■ THE REQUEST ■
Omit the pictures and output every entry below exactly as written.

■ RECORD SET ■
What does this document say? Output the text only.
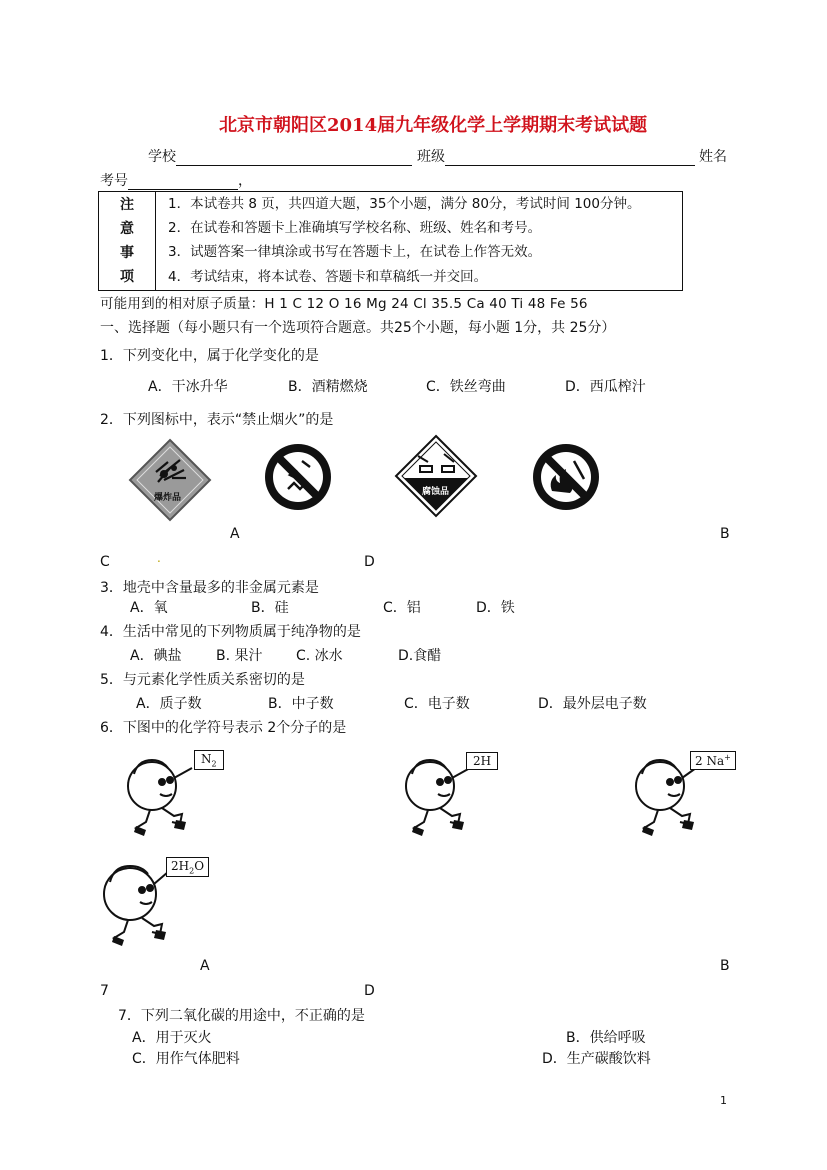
北京市朝阳区2014届九年级化学上学期期末考试试题
学校	班级	姓名
考号	，
注
意
事
项
	1．本试卷共 8 页，共四道大题，35个小题，满分 80分，考试时间 100分钟。
2．在试卷和答题卡上准确填写学校名称、班级、姓名和考号。
3．试题答案一律填涂或书写在答题卡上，在试卷上作答无效。
4．考试结束，将本试卷、答题卡和草稿纸一并交回。
可能用到的相对原子质量：H 1 C 12 O 16 Mg 24 Cl 35.5 Ca 40 Ti 48 Fe 56
一、选择题（每小题只有一个选项符合题意。共25个小题，每小题 1分，共 25分）
1．下列变化中，属于化学变化的是
A．干冰升华	B．酒精燃烧	C．铁丝弯曲	D．西瓜榨汁
2．下列图标中，表示“禁止烟火”的是
爆炸品
腐蚀品
A	B
C	.	D
3．地壳中含量最多的非金属元素是
A．氧	B．硅	C．铝	D．铁
4．生活中常见的下列物质属于纯净物的是
A．碘盐 B. 果汁 C. 冰水	D.食醋
5．与元素化学性质关系密切的是
A．质子数	B．中子数	C．电子数	D．最外层电子数
6．下图中的化学符号表示 2个分子的是
$N_2$	2H	2 Na+
$2H_2O$
A	B
7	D
7．下列二氧化碳的用途中，不正确的是
A．用于灭火	B．供给呼吸
C．用作气体肥料	D．生产碳酸饮料
1
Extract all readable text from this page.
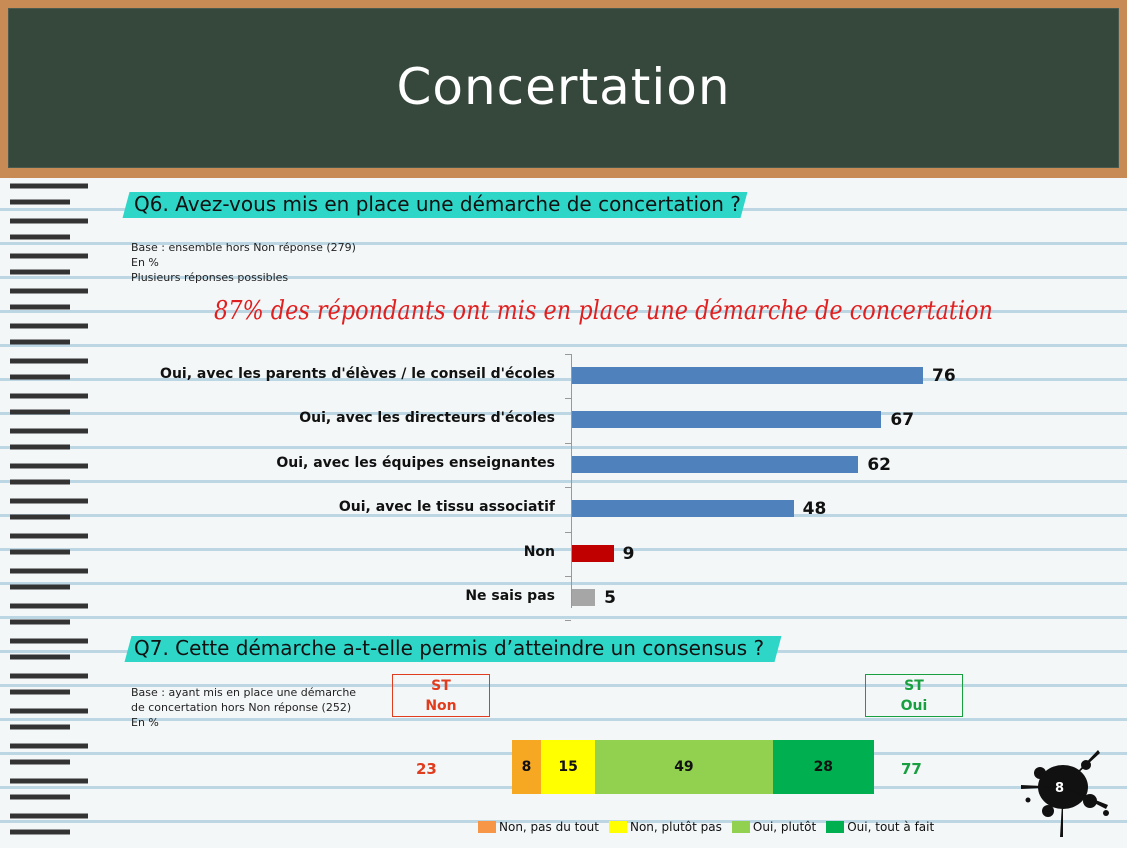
Concertation
Q6. Avez-vous mis en place une démarche de concertation ?
Base : ensemble hors Non réponse (279)
En %
Plusieurs réponses possibles
87% des répondants ont mis en place une démarche de concertation
Oui, avec les parents d'élèves / le conseil d'écoles	76
Oui, avec les directeurs d'écoles	67
Oui, avec les équipes enseignantes	62
Oui, avec le tissu associatif	48
Non	9
Ne sais pas	5
Q7. Cette démarche a-t-elle permis d’atteindre un consensus ?
Base : ayant mis en place une démarche
de concertation hors Non réponse (252)
En %
ST
Non
ST
Oui
23	77
8	15	49	28
Non, pas du tout	Non, plutôt pas	Oui, plutôt	Oui, tout à fait
8
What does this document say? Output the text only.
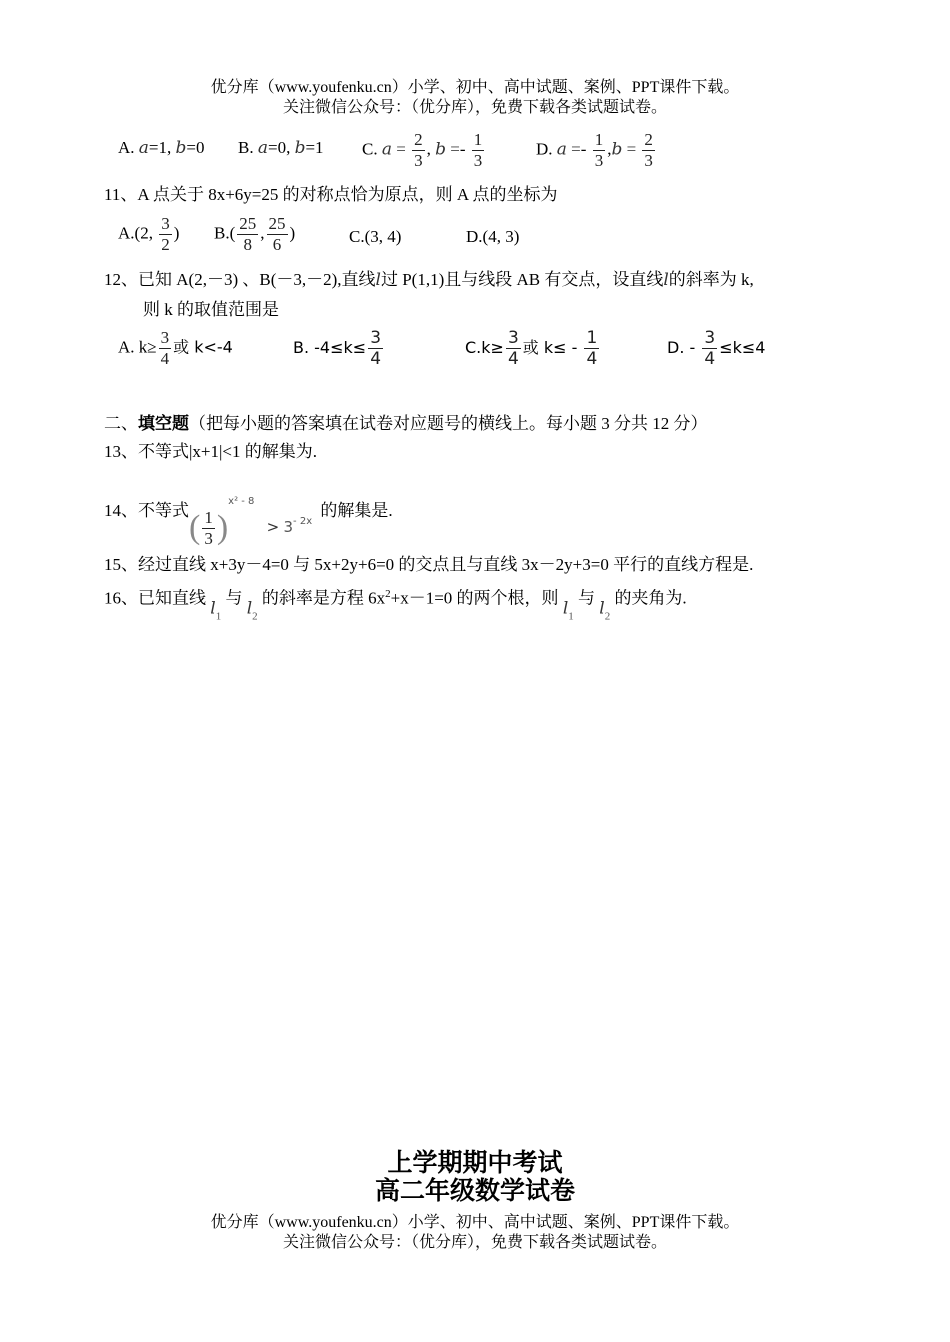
优分库（www.youfenku.cn）小学、初中、高中试题、案例、PPT课件下载。
关注微信公众号：（优分库），免费下载各类试题试卷。
A. a=1, b=0 B. a=0, b=1 C. $a = \frac{2}{3}$ , $b =- \frac{1}{3}$	D. $a =- \frac{1}{3} ,b = \frac{2}{3}$
11、A 点关于 8x+6y=25 的对称点恰为原点，则 A 点的坐标为
A.(2, $\frac{3}{2}$ ) $B.( \frac{25}{8}$ , $\frac{25}{6}$ )	C.(3, 4)	D.(4, 3)
12、已知 A(2,－3) 、B(－3,－2),直线l过 P(1,1)且与线段 AB 有交点，设直线l的斜率为 k,
则 k 的取值范围是
A. $k\ge \frac{3}{4}$ 或 k<-4	B. $-4\le k\le \frac{3}{4}$	$C.k\ge \frac{3}{4}$ 或 $k\le - \frac{1}{4}$	D. - $\frac{3}{4} \le k\le 4$
二、填空题（把每小题的答案填在试卷对应题号的横线上。每小题 3 分共 12 分）
13、不等式|x+1|<1 的解集为.
14、不等式( $\frac{1}{3} )^{x^2 - 8} > 3^{- 2x}$ 的解集是.
15、经过直线 x+3y－4=0 与 5x+2y+6=0 的交点且与直线 3x－2y+3=0 平行的直线方程是.
16、已知直线 $l_1$ 与 $l_2$ 的斜率是方程 $6x^2+x-1=0$ 的两个根，则 $l_1$ 与 $l_2$ 的夹角为.
上学期期中考试
高二年级数学试卷
优分库（www.youfenku.cn）小学、初中、高中试题、案例、PPT课件下载。
关注微信公众号：（优分库），免费下载各类试题试卷。
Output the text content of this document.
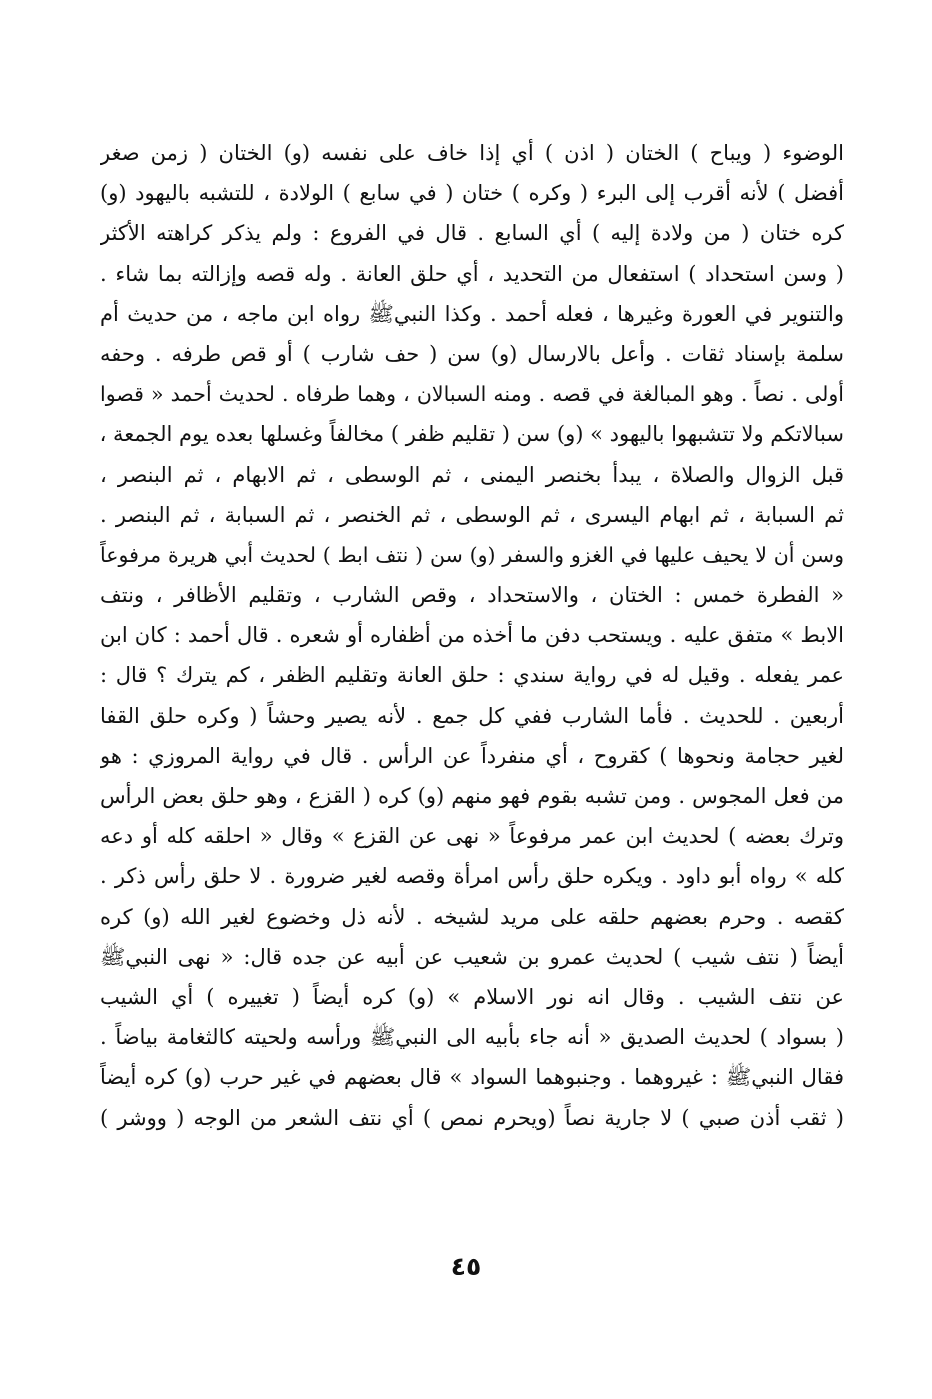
الوضوء ( ويباح ) الختان ( اذن ) أي إذا خاف على نفسه (و) الختان ( زمن صغر
أفضل ) لأنه أقرب إلى البرء ( وكره ) ختان ( في سابع ) الولادة ، للتشبه باليهود (و)
كره ختان ( من ولادة إليه ) أي السابع . قال في الفروع : ولم يذكر كراهته الأكثر
( وسن استحداد ) استفعال من التحديد ، أي حلق العانة . وله قصه وإزالته بما شاء .
والتنوير في العورة وغيرها ، فعله أحمد . وكذا النبيﷺ رواه ابن ماجه ، من حديث أم
سلمة بإسناد ثقات . وأعل بالارسال (و) سن ( حف شارب ) أو قص طرفه . وحفه
أولى . نصاً . وهو المبالغة في قصه . ومنه السبالان ، وهما طرفاه . لحديث أحمد « قصوا
سبالاتكم ولا تتشبهوا باليهود » (و) سن ( تقليم ظفر ) مخالفاً وغسلها بعده يوم الجمعة ،
قبل الزوال والصلاة ، يبدأ بخنصر اليمنى ، ثم الوسطى ، ثم الابهام ، ثم البنصر ،
ثم السبابة ، ثم ابهام اليسرى ، ثم الوسطى ، ثم الخنصر ، ثم السبابة ، ثم البنصر .
وسن أن لا يحيف عليها في الغزو والسفر (و) سن ( نتف ابط ) لحديث أبي هريرة مرفوعاً
« الفطرة خمس : الختان ، والاستحداد ، وقص الشارب ، وتقليم الأظافر ، ونتف
الابط » متفق عليه . ويستحب دفن ما أخذه من أظفاره أو شعره . قال أحمد : كان ابن
عمر يفعله . وقيل له في رواية سندي : حلق العانة وتقليم الظفر ، كم يترك ؟ قال :
أربعين . للحديث . فأما الشارب ففي كل جمع . لأنه يصير وحشاً ( وكره حلق القفا
لغير حجامة ونحوها ) كقروح ، أي منفرداً عن الرأس . قال في رواية المروزي : هو
من فعل المجوس . ومن تشبه بقوم فهو منهم (و) كره ( القزع ، وهو حلق بعض الرأس
وترك بعضه ) لحديث ابن عمر مرفوعاً « نهى عن القزع » وقال « احلقه كله أو دعه
كله » رواه أبو داود . ويكره حلق رأس امرأة وقصه لغير ضرورة . لا حلق رأس ذكر .
كقصه . وحرم بعضهم حلقه على مريد لشيخه . لأنه ذل وخضوع لغير الله (و) كره
أيضاً ( نتف شيب ) لحديث عمرو بن شعيب عن أبيه عن جده قال: « نهى النبيﷺ
عن نتف الشيب . وقال انه نور الاسلام » (و) كره أيضاً ( تغييره ) أي الشيب
( بسواد ) لحديث الصديق « أنه جاء بأبيه الى النبيﷺ ورأسه ولحيته كالثغامة بياضاً .
فقال النبيﷺ : غيروهما . وجنبوهما السواد » قال بعضهم في غير حرب (و) كره أيضاً
( ثقب أذن صبي ) لا جارية نصاً (ويحرم نمص ) أي نتف الشعر من الوجه ( ووشر )
٤٥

■ EXERCISE ANSWER ■
What does this document say? Output the text only.
北京市朝阳区2014届九年级化学上学期期末考试试题
学校	班级	姓名
考号	，
注
意
事
项
	1．本试卷共 8 页，共四道大题，35个小题，满分 80分，考试时间 100分钟。
2．在试卷和答题卡上准确填写学校名称、班级、姓名和考号。
3．试题答案一律填涂或书写在答题卡上，在试卷上作答无效。
4．考试结束，将本试卷、答题卡和草稿纸一并交回。
可能用到的相对原子质量：H 1 C 12 O 16 Mg 24 Cl 35.5 Ca 40 Ti 48 Fe 56
一、选择题（每小题只有一个选项符合题意。共25个小题，每小题 1分，共 25分）
1．下列变化中，属于化学变化的是
A．干冰升华	B．酒精燃烧	C．铁丝弯曲	D．西瓜榨汁
2．下列图标中，表示“禁止烟火”的是
爆炸品
腐蚀品
A	B
C	.	D
3．地壳中含量最多的非金属元素是
A．氧	B．硅	C．铝	D．铁
4．生活中常见的下列物质属于纯净物的是
A．碘盐 B. 果汁 C. 冰水	D.食醋
5．与元素化学性质关系密切的是
A．质子数	B．中子数	C．电子数	D．最外层电子数
6．下图中的化学符号表示 2个分子的是
$N_2$	2H	2 Na+
$2H_2O$
A	B
7	D
7．下列二氧化碳的用途中，不正确的是
A．用于灭火	B．供给呼吸
C．用作气体肥料	D．生产碳酸饮料
1
Extract all readable text from this page.
Concertation
Q6. Avez-vous mis en place une démarche de concertation ?
Base : ensemble hors Non réponse (279)
En %
Plusieurs réponses possibles
87% des répondants ont mis en place une démarche de concertation
Oui, avec les parents d'élèves / le conseil d'écoles	76
Oui, avec les directeurs d'écoles	67
Oui, avec les équipes enseignantes	62
Oui, avec le tissu associatif	48
Non	9
Ne sais pas	5
Q7. Cette démarche a-t-elle permis d’atteindre un consensus ?
Base : ayant mis en place une démarche
de concertation hors Non réponse (252)
En %
ST
Non
ST
Oui
23	77
8	15	49	28
Non, pas du tout	Non, plutôt pas	Oui, plutôt	Oui, tout à fait
8
What does this document say? Output the text only.
优分库（www.youfenku.cn）小学、初中、高中试题、案例、PPT课件下载。
关注微信公众号：（优分库），免费下载各类试题试卷。
A. a=1, b=0 B. a=0, b=1 C. $a = \frac{2}{3}$ , $b =- \frac{1}{3}$	D. $a =- \frac{1}{3} ,b = \frac{2}{3}$
11、A 点关于 8x+6y=25 的对称点恰为原点，则 A 点的坐标为
A.(2, $\frac{3}{2}$ ) $B.( \frac{25}{8}$ , $\frac{25}{6}$ )	C.(3, 4)	D.(4, 3)
12、已知 A(2,－3) 、B(－3,－2),直线l过 P(1,1)且与线段 AB 有交点，设直线l的斜率为 k,
则 k 的取值范围是
A. $k\ge \frac{3}{4}$ 或 k<-4	B. $-4\le k\le \frac{3}{4}$	$C.k\ge \frac{3}{4}$ 或 $k\le - \frac{1}{4}$	D. - $\frac{3}{4} \le k\le 4$
二、填空题（把每小题的答案填在试卷对应题号的横线上。每小题 3 分共 12 分）
13、不等式|x+1|<1 的解集为.
14、不等式( $\frac{1}{3} )^{x^2 - 8} > 3^{- 2x}$ 的解集是.
15、经过直线 x+3y－4=0 与 5x+2y+6=0 的交点且与直线 3x－2y+3=0 平行的直线方程是.
16、已知直线 $l_1$ 与 $l_2$ 的斜率是方程 $6x^2+x-1=0$ 的两个根，则 $l_1$ 与 $l_2$ 的夹角为.
上学期期中考试
高二年级数学试卷
优分库（www.youfenku.cn）小学、初中、高中试题、案例、PPT课件下载。
关注微信公众号：（优分库），免费下载各类试题试卷。
Output the text content of this document.
الوضوء ( ويباح ) الختان ( اذن ) أي إذا خاف على نفسه (و) الختان ( زمن صغر
أفضل ) لأنه أقرب إلى البرء ( وكره ) ختان ( في سابع ) الولادة ، للتشبه باليهود (و)
كره ختان ( من ولادة إليه ) أي السابع . قال في الفروع : ولم يذكر كراهته الأكثر
( وسن استحداد ) استفعال من التحديد ، أي حلق العانة . وله قصه وإزالته بما شاء .
والتنوير في العورة وغيرها ، فعله أحمد . وكذا النبيﷺ رواه ابن ماجه ، من حديث أم
سلمة بإسناد ثقات . وأعل بالارسال (و) سن ( حف شارب ) أو قص طرفه . وحفه
أولى . نصاً . وهو المبالغة في قصه . ومنه السبالان ، وهما طرفاه . لحديث أحمد « قصوا
سبالاتكم ولا تتشبهوا باليهود » (و) سن ( تقليم ظفر ) مخالفاً وغسلها بعده يوم الجمعة ،
قبل الزوال والصلاة ، يبدأ بخنصر اليمنى ، ثم الوسطى ، ثم الابهام ، ثم البنصر ،
ثم السبابة ، ثم ابهام اليسرى ، ثم الوسطى ، ثم الخنصر ، ثم السبابة ، ثم البنصر .
وسن أن لا يحيف عليها في الغزو والسفر (و) سن ( نتف ابط ) لحديث أبي هريرة مرفوعاً
« الفطرة خمس : الختان ، والاستحداد ، وقص الشارب ، وتقليم الأظافر ، ونتف
الابط » متفق عليه . ويستحب دفن ما أخذه من أظفاره أو شعره . قال أحمد : كان ابن
عمر يفعله . وقيل له في رواية سندي : حلق العانة وتقليم الظفر ، كم يترك ؟ قال :
أربعين . للحديث . فأما الشارب ففي كل جمع . لأنه يصير وحشاً ( وكره حلق القفا
لغير حجامة ونحوها ) كقروح ، أي منفرداً عن الرأس . قال في رواية المروزي : هو
من فعل المجوس . ومن تشبه بقوم فهو منهم (و) كره ( القزع ، وهو حلق بعض الرأس
وترك بعضه ) لحديث ابن عمر مرفوعاً « نهى عن القزع » وقال « احلقه كله أو دعه
كله » رواه أبو داود . ويكره حلق رأس امرأة وقصه لغير ضرورة . لا حلق رأس ذكر .
كقصه . وحرم بعضهم حلقه على مريد لشيخه . لأنه ذل وخضوع لغير الله (و) كره
أيضاً ( نتف شيب ) لحديث عمرو بن شعيب عن أبيه عن جده قال: « نهى النبيﷺ
عن نتف الشيب . وقال انه نور الاسلام » (و) كره أيضاً ( تغييره ) أي الشيب
( بسواد ) لحديث الصديق « أنه جاء بأبيه الى النبيﷺ ورأسه ولحيته كالثغامة بياضاً .
فقال النبيﷺ : غيروهما . وجنبوهما السواد » قال بعضهم في غير حرب (و) كره أيضاً
( ثقب أذن صبي ) لا جارية نصاً (ويحرم نمص ) أي نتف الشعر من الوجه ( ووشر )
٤٥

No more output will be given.